» Exercise description:
Copy out each line of the material below that holds the string "ПОЛИТИКА".

************

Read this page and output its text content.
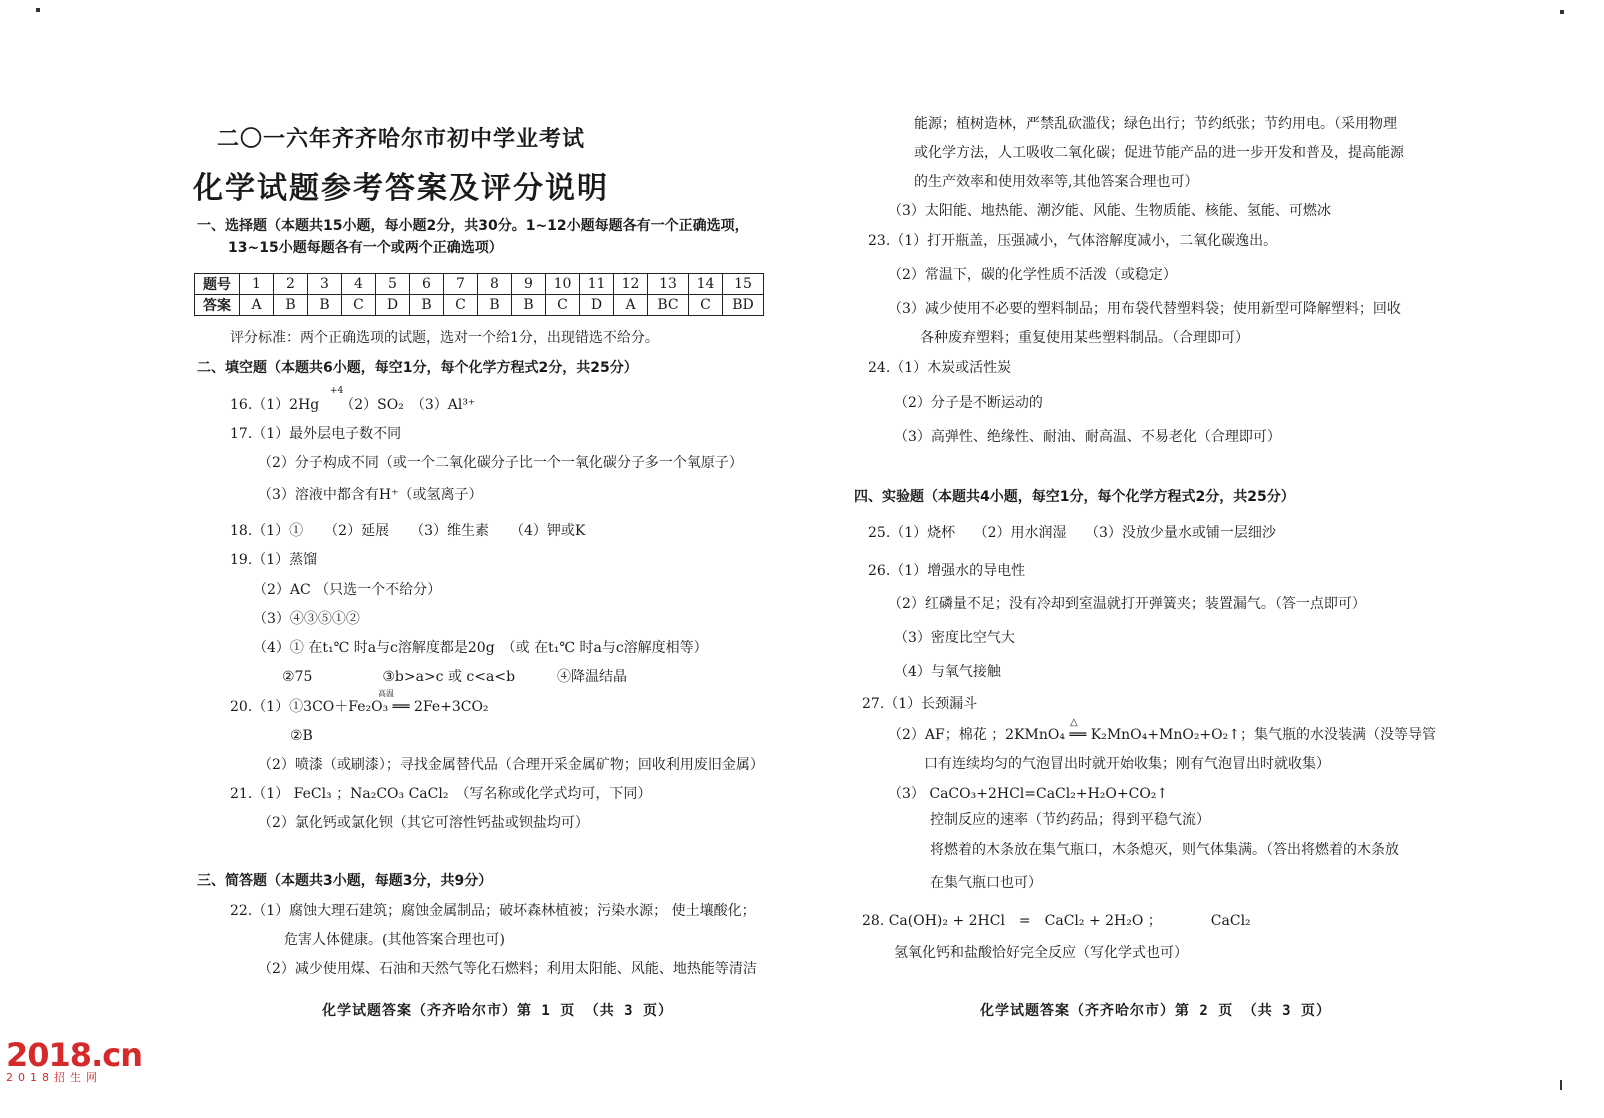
二〇一六年齐齐哈尔市初中学业考试
化学试题参考答案及评分说明
一、选择题（本题共15小题，每小题2分，共30分。1~12小题每题各有一个正确选项，
13~15小题每题各有一个或两个正确选项）
题号	1	2	3	4	5	6	7	8	9	10	11	12	13	14	15
答案	A	B	B	C	D	B	C	B	B	C	D	A	BC	C	BD
评分标准：两个正确选项的试题，选对一个给1分，出现错选不给分。
二、填空题（本题共6小题，每空1分，每个化学方程式2分，共25分）
+4
16.（1）2Hg　　（2）SO₂　（3）Al³⁺
17.（1）最外层电子数不同
（2）分子构成不同（或一个二氧化碳分子比一个一氧化碳分子多一个氧原子）
（3）溶液中都含有H⁺（或氢离子）
18.（1）①　　（2）延展　　（3）维生素　　（4）钾或K
19.（1）蒸馏
（2）AC （只选一个不给分）
（3）④③⑤①②
（4）① 在t₁℃ 时a与c溶解度都是20g　（或 在t₁℃ 时a与c溶解度相等）
②75　　　　　③b>a>c 或 c<a<b　　　④降温结晶
高温
20.（1）①3CO＋Fe₂O₃ ══ 2Fe+3CO₂
②B
（2）喷漆（或刷漆）；寻找金属替代品（合理开采金属矿物；回收利用废旧金属）
21.（1） FeCl₃ ；Na₂CO₃ CaCl₂　（写名称或化学式均可，下同）
（2）氯化钙或氯化钡（其它可溶性钙盐或钡盐均可）
三、简答题（本题共3小题，每题3分，共9分）
22.（1）腐蚀大理石建筑；腐蚀金属制品；破坏森林植被；污染水源； 使土壤酸化；
危害人体健康。(其他答案合理也可)
（2）减少使用煤、石油和天然气等化石燃料；利用太阳能、风能、地热能等清洁
化学试题答案（齐齐哈尔市）第 1 页 （共 3 页）
能源；植树造林，严禁乱砍滥伐；绿色出行；节约纸张；节约用电。（采用物理
或化学方法，人工吸收二氧化碳；促进节能产品的进一步开发和普及，提高能源
的生产效率和使用效率等,其他答案合理也可）
（3）太阳能、地热能、潮汐能、风能、生物质能、核能、氢能、可燃冰
23.（1）打开瓶盖，压强减小，气体溶解度减小，二氧化碳逸出。
（2）常温下，碳的化学性质不活泼（或稳定）
（3）减少使用不必要的塑料制品；用布袋代替塑料袋；使用新型可降解塑料；回收
各种废弃塑料；重复使用某些塑料制品。（合理即可）
24.（1）木炭或活性炭
（2）分子是不断运动的
（3）高弹性、绝缘性、耐油、耐高温、不易老化（合理即可）
四、实验题（本题共4小题，每空1分，每个化学方程式2分，共25分）
25.（1）烧杯　 （2）用水润湿　 （3）没放少量水或铺一层细沙
26.（1）增强水的导电性
（2）红磷量不足；没有冷却到室温就打开弹簧夹；装置漏气。（答一点即可）
（3）密度比空气大
（4）与氧气接触
27.（1）长颈漏斗
△
（2）AF；棉花 ；2KMnO₄ ══ K₂MnO₄+MnO₂+O₂↑；集气瓶的水没装满（没等导管
口有连续均匀的气泡冒出时就开始收集；刚有气泡冒出时就收集）
（3） CaCO₃+2HCl=CaCl₂+H₂O+CO₂↑
控制反应的速率（节约药品；得到平稳气流）
将燃着的木条放在集气瓶口，木条熄灭，则气体集满。（答出将燃着的木条放
在集气瓶口也可）
28. Ca(OH)₂ + 2HCl　=　CaCl₂ + 2H₂O ；　　　　CaCl₂
氢氧化钙和盐酸恰好完全反应（写化学式也可）
化学试题答案（齐齐哈尔市）第 2 页 （共 3 页）
2018.cn
2018招生网
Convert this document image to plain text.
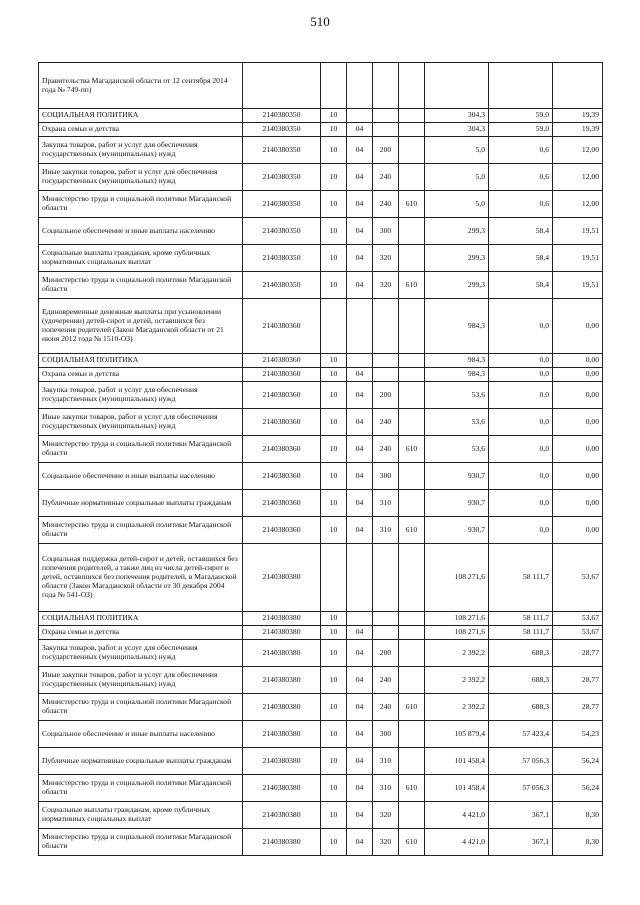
510
Правительства Магаданской области от 12 сентября 2014 года № 749-пп)								
СОЦИАЛЬНАЯ ПОЛИТИКА	2140380350	10				304,3	59,0	19,39
Охрана семьи и детства	2140380350	10	04			304,3	59,0	19,39
Закупка товаров, работ и услуг для обеспечения государственных (муниципальных) нужд	2140380350	10	04	200		5,0	0,6	12,00
Иные закупки товаров, работ и услуг для обеспечения государственных (муниципальных) нужд	2140380350	10	04	240		5,0	0,6	12,00
Министерство труда и социальной политики Магаданской области	2140380350	10	04	240	610	5,0	0,6	12,00
Социальное обеспечение и иные выплаты населению	2140380350	10	04	300		299,3	58,4	19,51
Социальные выплаты гражданам, кроме публичных нормативных социальных выплат	2140380350	10	04	320		299,3	58,4	19,51
Министерство труда и социальной политики Магаданской области	2140380350	10	04	320	610	299,3	58,4	19,51
Единовременные денежные выплаты при усыновлении (удочерении) детей-сирот и детей, оставшихся без попечения родителей (Закон Магаданской области от 21 июня 2012 года № 1510-ОЗ)	2140380360					984,3	0,0	0,00
СОЦИАЛЬНАЯ ПОЛИТИКА	2140380360	10				984,3	0,0	0,00
Охрана семьи и детства	2140380360	10	04			984,3	0,0	0,00
Закупка товаров, работ и услуг для обеспечения государственных (муниципальных) нужд	2140380360	10	04	200		53,6	0,0	0,00
Иные закупки товаров, работ и услуг для обеспечения государственных (муниципальных) нужд	2140380360	10	04	240		53,6	0,0	0,00
Министерство труда и социальной политики Магаданской области	2140380360	10	04	240	610	53,6	0,0	0,00
Социальное обеспечение и иные выплаты населению	2140380360	10	04	300		930,7	0,0	0,00
Публичные нормативные социальные выплаты гражданам	2140380360	10	04	310		930,7	0,0	0,00
Министерство труда и социальной политики Магаданской области	2140380360	10	04	310	610	930,7	0,0	0,00
Социальная поддержка детей-сирот и детей, оставшихся без попечения родителей, а также лиц из числа детей-сирот и детей, оставшихся без попечения родителей, в Магаданской области (Закон Магаданской области от 30 декабря 2004 года № 541-ОЗ)	2140380380					108 271,6	58 111,7	53,67
СОЦИАЛЬНАЯ ПОЛИТИКА	2140380380	10				108 271,6	58 111,7	53,67
Охрана семьи и детства	2140380380	10	04			108 271,6	58 111,7	53,67
Закупка товаров, работ и услуг для обеспечения государственных (муниципальных) нужд	2140380380	10	04	200		2 392,2	688,3	28,77
Иные закупки товаров, работ и услуг для обеспечения государственных (муниципальных) нужд	2140380380	10	04	240		2 392,2	688,3	28,77
Министерство труда и социальной политики Магаданской области	2140380380	10	04	240	610	2 392,2	688,3	28,77
Социальное обеспечение и иные выплаты населению	2140380380	10	04	300		105 879,4	57 423,4	54,23
Публичные нормативные социальные выплаты гражданам	2140380380	10	04	310		101 458,4	57 056,3	56,24
Министерство труда и социальной политики Магаданской области	2140380380	10	04	310	610	101 458,4	57 056,3	56,24
Социальные выплаты гражданам, кроме публичных нормативных социальных выплат	2140380380	10	04	320		4 421,0	367,1	8,30
Министерство труда и социальной политики Магаданской области	2140380380	10	04	320	610	4 421,0	367,1	8,30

************

» Task output:
СОЦИАЛЬНАЯ ПОЛИТИКА	2140380350	10				304,3	59,0	19,39
СОЦИАЛЬНАЯ ПОЛИТИКА	2140380360	10				984,3	0,0	0,00
СОЦИАЛЬНАЯ ПОЛИТИКА	2140380380	10				108 271,6	58 111,7	53,67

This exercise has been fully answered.